TASK TO COMPLETE.
Within the material below, find each line bearing the word "into" and present it.

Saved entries
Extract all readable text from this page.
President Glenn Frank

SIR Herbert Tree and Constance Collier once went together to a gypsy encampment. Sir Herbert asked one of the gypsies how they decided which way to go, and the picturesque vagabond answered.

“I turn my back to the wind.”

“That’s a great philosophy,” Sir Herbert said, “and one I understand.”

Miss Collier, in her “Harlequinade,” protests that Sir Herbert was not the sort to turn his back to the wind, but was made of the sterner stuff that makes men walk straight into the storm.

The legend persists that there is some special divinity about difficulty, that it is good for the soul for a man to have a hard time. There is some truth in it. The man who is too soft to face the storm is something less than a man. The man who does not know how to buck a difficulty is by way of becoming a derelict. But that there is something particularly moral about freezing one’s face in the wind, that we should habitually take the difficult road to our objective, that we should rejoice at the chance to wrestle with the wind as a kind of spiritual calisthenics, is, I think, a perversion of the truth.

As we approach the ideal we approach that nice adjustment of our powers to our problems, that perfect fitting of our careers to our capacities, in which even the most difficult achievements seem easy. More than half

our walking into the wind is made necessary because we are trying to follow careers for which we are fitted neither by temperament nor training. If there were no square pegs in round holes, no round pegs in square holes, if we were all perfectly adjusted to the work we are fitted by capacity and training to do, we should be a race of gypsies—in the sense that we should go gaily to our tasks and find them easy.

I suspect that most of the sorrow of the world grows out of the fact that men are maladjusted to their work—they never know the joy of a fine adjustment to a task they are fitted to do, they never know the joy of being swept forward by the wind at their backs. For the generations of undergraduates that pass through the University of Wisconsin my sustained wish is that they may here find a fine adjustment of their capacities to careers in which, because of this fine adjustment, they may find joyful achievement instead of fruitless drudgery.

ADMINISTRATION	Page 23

SOLUTION TO THE PROBLEM.
Miss Collier, in her “Harlequinade,” protests that Sir Herbert was not the sort to turn his back to the wind, but was made of the sterner stuff that makes men walk straight into the storm.
our walking into the wind is made necessary because we are trying to follow careers for which we are fitted neither by temperament nor training. If there were no square pegs in round holes, no round pegs in square holes, if we were all perfectly adjusted to the work we are fitted by capacity and training to do, we should be a race of gypsies—in the sense that we should go gaily to our tasks and find them easy.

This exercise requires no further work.